Market expectations have moved increasingly hawkish, with rate hike expectations moving toward earlier and more often. CME futures now show expectations for at least one hike by mid-2022, two by the end of 2022, and a good chance of three hikes by early 2023. We think the economic data increasingly supports upside risk to inflation, but we still think the Fed will be reluctant to react too harshly to inflation that remains only modestly above 2% in 2022 and 2023.(Click to enlarge)
Preston Caldwell, head of economics at Morningstar, notes that the Fed is still resisting calls to tighten monetary policy more aggressively, based on its expectation that inflation will be transitory. Morningstar agrees with the Fed’s view. Since the beginning of the pandemic, the Consumer Price Index has increased a cumulative 6%, which is 2.8% higher than Morningstar would have expected based on the pre-pandemic rate of inflation. As shown in the following chart, the bulk of that 2.8% of excess inflation has been driven by vehicles and other categories where supply has been limited by the semiconductor shortage. This issue--and other bottlenecks--should resolve in due time, helping to cool off inflation without any action from the Fed.
We think inflation may remain above the Fed’s September projections, which called for PCE inflation of 2.2% in 2022 and 2023, but that this would not force the Fed’s hand for aggressive rate hikes.
The Fed’s switch to an average inflation target, the increasing focus on the recovery of specific segments of the labor market, and the benefits of financial repression given the increase in government debt all point to a more dovish reaction function. The Fed also had an opportunity in its latest release to come out ahead of expectations on its tapering plan, or to remove its transitory language in a more forceful way, but didn’t, further suggesting a more dovish tilt in our opinion.
Taken all together, a couple of rate hikes over the next two years will likely be enough for the Fed to claim it is reacting to some inflationary pressures, while still supporting the recovery of the labor market. The Fed may even use balance sheet reductions at some point after tapering is complete as an intermediary step prior to rate hikes. A lot will depend on how the labor market and supply bottlenecks play out, with some upside risks to inflation and to the Fed reacting more harshly to this inflation remaining in play.
★ ★ ★ ★
[WORK INSTRUCTIONS]
[1] Copy the passage of the Fed rate outlook excerpt from "We think inflation" up to and including "in our opinion.".
[2] List the factors that the Fed rate outlook excerpt says point to a more dovish reaction function.
★ ★ ★ ★
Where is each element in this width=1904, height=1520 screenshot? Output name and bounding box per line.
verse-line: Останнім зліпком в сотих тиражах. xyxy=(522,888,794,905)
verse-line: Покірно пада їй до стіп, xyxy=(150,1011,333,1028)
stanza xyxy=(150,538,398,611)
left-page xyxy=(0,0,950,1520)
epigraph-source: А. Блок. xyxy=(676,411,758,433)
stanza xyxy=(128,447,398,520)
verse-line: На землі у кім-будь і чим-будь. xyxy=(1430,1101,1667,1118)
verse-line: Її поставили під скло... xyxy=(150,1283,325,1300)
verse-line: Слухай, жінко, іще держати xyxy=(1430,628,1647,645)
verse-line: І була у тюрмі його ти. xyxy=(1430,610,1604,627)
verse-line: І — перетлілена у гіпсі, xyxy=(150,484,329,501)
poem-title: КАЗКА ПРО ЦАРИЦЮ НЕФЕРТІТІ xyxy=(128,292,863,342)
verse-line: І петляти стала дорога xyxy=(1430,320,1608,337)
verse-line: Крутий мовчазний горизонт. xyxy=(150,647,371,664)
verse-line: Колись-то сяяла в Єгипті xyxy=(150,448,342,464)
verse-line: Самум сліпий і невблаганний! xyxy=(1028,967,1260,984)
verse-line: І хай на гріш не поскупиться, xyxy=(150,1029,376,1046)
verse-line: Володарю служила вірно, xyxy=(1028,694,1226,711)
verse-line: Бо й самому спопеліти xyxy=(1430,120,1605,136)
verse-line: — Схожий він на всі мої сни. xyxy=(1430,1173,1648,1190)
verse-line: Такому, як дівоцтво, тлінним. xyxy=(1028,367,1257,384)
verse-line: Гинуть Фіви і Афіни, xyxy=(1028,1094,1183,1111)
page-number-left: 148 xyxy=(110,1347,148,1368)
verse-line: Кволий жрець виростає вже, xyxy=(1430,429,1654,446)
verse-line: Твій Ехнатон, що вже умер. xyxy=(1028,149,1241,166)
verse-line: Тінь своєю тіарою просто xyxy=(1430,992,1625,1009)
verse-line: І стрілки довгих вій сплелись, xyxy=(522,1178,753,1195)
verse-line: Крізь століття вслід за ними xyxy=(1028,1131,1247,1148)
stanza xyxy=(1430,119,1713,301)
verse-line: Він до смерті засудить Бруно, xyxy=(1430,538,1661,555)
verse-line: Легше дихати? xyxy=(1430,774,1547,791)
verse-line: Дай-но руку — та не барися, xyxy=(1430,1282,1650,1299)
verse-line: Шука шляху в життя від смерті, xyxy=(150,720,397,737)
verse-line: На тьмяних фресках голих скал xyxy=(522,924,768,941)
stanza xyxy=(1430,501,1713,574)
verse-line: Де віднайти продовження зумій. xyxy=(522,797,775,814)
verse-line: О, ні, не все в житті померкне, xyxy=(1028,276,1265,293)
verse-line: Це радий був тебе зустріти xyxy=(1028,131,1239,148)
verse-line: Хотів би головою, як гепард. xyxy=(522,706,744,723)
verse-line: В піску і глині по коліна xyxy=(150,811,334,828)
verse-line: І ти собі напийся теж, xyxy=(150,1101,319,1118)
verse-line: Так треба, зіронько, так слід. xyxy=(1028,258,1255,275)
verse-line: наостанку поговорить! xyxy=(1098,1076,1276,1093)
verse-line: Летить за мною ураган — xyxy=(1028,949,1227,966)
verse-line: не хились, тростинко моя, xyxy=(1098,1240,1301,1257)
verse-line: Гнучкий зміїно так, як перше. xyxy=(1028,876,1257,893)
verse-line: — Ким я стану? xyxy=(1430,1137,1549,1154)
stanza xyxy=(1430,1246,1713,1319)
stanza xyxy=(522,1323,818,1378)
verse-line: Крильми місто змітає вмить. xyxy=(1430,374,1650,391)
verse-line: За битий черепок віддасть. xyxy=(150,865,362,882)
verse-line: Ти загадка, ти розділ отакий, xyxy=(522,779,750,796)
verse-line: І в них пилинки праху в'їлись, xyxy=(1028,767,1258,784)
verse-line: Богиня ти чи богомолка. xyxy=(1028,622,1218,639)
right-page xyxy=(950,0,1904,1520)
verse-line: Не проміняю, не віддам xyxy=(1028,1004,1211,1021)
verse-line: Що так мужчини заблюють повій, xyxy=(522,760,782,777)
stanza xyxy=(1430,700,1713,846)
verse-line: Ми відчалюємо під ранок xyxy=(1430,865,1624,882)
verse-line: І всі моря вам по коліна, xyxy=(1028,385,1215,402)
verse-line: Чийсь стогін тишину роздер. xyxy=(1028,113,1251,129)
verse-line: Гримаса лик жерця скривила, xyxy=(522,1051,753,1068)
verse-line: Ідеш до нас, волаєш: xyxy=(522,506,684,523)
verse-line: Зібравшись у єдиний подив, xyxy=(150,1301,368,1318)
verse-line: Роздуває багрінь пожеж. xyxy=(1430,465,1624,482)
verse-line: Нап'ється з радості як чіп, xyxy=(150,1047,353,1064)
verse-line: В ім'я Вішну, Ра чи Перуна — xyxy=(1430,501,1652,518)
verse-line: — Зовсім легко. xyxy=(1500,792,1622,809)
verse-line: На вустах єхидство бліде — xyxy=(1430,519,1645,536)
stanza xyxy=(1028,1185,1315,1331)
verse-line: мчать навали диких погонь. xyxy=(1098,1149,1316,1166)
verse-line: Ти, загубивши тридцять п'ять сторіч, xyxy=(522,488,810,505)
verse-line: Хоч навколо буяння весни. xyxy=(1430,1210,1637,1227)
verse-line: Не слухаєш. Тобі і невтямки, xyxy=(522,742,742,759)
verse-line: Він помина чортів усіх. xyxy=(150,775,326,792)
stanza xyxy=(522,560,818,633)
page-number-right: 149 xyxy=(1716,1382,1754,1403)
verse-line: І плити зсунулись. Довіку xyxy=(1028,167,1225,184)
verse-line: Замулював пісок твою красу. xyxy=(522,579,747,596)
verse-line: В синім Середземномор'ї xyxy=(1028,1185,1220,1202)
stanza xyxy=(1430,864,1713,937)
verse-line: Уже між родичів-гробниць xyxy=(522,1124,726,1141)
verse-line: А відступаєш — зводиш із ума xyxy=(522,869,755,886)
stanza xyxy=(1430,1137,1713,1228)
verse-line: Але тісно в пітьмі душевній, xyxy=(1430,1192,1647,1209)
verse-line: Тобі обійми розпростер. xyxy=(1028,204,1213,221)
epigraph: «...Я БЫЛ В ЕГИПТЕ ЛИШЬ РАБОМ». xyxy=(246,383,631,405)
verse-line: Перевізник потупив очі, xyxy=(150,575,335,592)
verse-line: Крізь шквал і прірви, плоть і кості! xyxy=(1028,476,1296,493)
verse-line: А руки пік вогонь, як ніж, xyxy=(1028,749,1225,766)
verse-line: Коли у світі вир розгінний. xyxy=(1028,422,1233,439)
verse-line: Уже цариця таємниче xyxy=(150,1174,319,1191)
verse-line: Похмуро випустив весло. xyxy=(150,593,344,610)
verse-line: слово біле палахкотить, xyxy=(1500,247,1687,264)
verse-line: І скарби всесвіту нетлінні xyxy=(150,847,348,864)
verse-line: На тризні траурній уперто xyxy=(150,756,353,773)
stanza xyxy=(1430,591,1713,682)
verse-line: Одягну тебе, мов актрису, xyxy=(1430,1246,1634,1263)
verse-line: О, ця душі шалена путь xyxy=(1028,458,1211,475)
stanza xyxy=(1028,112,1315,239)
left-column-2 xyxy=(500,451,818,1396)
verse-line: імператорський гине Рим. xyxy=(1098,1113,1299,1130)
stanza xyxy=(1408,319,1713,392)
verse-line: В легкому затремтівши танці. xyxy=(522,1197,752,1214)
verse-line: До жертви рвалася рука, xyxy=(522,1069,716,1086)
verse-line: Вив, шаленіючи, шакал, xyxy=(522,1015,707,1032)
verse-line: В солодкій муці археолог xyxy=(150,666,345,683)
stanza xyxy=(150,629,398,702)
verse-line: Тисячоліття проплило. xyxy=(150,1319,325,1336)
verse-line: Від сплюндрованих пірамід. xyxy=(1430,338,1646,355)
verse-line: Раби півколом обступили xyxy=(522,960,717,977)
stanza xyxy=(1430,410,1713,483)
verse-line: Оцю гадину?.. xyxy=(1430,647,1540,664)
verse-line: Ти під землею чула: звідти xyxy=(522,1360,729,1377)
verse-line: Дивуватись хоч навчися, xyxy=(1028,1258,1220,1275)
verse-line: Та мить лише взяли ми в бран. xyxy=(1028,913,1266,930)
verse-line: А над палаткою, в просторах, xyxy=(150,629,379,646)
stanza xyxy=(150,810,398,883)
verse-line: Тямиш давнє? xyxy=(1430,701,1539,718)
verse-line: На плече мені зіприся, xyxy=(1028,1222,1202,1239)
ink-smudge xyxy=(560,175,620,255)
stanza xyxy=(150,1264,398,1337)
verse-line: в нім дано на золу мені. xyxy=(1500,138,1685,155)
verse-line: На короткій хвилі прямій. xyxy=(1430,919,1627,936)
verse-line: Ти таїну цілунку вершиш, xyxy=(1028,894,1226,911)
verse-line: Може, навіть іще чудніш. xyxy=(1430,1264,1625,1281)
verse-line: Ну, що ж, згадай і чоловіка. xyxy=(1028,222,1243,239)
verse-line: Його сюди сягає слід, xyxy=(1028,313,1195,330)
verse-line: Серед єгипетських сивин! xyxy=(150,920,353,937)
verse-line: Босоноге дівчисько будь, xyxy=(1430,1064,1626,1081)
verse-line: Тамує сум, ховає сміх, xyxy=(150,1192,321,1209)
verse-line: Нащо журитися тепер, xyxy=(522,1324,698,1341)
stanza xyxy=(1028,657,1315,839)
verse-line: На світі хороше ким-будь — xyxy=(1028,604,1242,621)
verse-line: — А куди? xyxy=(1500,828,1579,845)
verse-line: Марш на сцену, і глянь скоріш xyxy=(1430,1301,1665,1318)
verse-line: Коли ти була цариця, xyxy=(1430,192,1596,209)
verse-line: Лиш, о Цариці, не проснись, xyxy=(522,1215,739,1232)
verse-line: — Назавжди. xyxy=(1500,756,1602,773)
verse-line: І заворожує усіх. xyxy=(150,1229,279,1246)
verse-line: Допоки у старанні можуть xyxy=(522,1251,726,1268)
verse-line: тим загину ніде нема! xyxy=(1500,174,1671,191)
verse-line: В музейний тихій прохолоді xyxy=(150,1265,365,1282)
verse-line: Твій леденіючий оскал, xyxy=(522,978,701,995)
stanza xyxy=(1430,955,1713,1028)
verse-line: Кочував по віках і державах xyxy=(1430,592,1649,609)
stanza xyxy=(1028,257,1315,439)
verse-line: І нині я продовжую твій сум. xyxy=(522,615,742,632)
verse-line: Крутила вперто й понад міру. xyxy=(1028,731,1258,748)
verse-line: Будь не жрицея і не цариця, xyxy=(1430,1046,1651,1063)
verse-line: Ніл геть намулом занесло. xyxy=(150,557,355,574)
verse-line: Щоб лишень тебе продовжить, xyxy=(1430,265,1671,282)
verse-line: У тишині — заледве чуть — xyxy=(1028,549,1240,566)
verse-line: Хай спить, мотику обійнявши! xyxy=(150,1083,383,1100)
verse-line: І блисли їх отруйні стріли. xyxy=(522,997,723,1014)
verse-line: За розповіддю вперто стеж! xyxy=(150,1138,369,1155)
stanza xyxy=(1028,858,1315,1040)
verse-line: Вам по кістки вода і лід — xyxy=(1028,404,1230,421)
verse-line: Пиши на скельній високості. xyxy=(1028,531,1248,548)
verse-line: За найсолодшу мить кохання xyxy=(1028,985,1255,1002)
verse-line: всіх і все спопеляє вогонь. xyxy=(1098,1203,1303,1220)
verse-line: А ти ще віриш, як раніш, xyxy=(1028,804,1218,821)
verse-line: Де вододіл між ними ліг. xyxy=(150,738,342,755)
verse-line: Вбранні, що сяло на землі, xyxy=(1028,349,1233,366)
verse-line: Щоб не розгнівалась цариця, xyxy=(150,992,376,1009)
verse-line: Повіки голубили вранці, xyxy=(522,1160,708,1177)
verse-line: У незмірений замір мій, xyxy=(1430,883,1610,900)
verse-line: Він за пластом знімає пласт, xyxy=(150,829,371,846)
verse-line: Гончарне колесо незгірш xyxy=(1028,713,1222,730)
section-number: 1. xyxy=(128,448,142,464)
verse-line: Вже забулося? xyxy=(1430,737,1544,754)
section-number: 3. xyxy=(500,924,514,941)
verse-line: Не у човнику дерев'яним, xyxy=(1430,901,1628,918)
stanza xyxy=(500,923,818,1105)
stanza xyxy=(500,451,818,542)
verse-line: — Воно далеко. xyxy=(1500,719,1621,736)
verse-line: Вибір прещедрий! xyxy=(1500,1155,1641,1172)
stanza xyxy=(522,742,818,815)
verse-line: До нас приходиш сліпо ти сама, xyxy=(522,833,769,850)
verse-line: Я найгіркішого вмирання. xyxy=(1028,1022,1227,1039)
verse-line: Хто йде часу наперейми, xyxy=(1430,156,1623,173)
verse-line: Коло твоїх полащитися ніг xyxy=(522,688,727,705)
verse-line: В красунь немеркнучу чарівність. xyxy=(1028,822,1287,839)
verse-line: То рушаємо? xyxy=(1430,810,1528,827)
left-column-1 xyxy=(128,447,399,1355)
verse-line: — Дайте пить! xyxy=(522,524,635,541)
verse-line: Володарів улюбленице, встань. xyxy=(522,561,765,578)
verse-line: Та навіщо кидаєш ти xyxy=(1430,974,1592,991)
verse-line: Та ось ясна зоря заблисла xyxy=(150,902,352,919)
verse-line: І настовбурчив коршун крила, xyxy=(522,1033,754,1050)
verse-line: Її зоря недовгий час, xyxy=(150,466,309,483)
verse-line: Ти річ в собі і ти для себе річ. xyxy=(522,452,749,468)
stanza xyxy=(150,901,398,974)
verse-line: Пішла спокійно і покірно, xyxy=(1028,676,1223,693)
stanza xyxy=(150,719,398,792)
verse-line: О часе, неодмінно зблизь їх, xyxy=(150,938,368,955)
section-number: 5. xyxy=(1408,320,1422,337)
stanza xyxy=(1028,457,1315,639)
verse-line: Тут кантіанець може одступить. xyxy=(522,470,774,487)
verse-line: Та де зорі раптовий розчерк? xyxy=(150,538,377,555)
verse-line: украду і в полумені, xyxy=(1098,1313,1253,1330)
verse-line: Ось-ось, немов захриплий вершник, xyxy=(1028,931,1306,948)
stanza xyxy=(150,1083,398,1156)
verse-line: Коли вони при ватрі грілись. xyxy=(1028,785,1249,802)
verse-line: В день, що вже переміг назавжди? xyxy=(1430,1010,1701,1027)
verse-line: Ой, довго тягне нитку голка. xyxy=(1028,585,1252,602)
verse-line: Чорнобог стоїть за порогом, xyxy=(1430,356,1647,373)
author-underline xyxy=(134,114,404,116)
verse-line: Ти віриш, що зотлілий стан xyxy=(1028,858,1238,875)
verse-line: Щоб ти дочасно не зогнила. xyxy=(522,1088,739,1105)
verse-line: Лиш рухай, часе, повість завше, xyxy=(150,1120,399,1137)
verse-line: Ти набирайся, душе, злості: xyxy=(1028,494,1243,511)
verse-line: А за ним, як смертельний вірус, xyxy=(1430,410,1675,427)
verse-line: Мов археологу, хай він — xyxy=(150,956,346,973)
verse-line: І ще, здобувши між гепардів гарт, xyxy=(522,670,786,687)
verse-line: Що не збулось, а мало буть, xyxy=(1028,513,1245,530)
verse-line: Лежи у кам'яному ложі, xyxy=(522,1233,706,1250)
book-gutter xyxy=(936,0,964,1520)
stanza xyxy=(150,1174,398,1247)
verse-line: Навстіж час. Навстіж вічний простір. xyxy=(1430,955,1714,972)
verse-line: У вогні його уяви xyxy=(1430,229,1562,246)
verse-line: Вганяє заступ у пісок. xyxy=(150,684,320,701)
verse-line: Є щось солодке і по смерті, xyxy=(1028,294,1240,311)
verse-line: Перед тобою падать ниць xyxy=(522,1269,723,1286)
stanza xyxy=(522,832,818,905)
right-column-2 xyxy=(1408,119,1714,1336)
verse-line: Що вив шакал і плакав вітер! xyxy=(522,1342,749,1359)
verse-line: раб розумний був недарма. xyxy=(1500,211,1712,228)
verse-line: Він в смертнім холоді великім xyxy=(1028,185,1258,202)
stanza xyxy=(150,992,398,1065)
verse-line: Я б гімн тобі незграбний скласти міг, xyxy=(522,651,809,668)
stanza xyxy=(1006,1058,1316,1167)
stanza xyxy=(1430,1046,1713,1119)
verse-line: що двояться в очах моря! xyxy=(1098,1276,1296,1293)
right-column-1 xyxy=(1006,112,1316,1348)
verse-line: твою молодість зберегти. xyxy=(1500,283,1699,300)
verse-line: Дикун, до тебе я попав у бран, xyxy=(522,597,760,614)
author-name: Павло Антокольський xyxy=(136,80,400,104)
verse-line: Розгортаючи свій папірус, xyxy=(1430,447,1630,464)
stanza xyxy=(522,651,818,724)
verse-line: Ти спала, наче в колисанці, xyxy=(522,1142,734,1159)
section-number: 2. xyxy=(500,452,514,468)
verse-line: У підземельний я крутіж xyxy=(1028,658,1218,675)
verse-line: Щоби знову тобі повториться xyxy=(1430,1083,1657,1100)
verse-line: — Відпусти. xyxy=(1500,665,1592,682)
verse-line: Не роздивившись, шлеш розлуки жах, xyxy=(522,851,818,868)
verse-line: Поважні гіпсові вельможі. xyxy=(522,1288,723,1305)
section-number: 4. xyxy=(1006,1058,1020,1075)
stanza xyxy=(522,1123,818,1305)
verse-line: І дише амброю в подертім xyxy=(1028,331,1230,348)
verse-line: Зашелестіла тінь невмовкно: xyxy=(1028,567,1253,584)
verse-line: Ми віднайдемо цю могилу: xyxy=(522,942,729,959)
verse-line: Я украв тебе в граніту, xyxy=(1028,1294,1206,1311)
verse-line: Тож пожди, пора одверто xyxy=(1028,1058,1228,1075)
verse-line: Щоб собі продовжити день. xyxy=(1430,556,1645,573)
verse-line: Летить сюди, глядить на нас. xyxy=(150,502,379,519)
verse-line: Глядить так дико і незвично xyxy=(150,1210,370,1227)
★ ★ ★ ★
[ANSWER SECTION]
[1]
We think inflation may remain above the Fed’s September projections, which called for PCE inflation of 2.2% in 2022 and 2023, but that this would not force the Fed’s hand for aggressive rate hikes.
The Fed’s switch to an average inflation target, the increasing focus on the recovery of specific segments of the labor market, and the benefits of financial repression given the increase in government debt all point to a more dovish reaction function. The Fed also had an opportunity in its latest release to come out ahead of expectations on its tapering plan, or to remove its transitory language in a more forceful way, but didn’t, further suggesting a more dovish tilt in our opinion.

[2]
- The Fed's switch to an average inflation target
- The increasing focus on the recovery of specific segments of the labor market
- The benefits of financial repression given the increase in government debt